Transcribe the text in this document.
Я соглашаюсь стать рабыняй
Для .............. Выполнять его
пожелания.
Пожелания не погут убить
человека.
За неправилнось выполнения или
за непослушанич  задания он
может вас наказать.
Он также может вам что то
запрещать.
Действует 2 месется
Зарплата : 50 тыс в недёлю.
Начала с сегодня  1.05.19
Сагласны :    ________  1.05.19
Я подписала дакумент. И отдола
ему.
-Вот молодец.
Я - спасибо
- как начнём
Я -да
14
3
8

■ ■ ■ ■ ■ ■ ■

Instructions for the task
From the data above, extract every line in its exact form.

Result of the exercise
Transcribe the text in this document.
Я соглашаюсь стать рабыняй
Для .............. Выполнять его
пожелания.
Пожелания не погут убить
человека.
За неправилнось выполнения или
за непослушанич  задания он
может вас наказать.
Он также может вам что то
запрещать.
Действует 2 месется
Зарплата : 50 тыс в недёлю.
Начала с сегодня  1.05.19
Сагласны :    ________  1.05.19
Я подписала дакумент. И отдола
ему.
-Вот молодец.
Я - спасибо
- как начнём
Я -да
14
3
8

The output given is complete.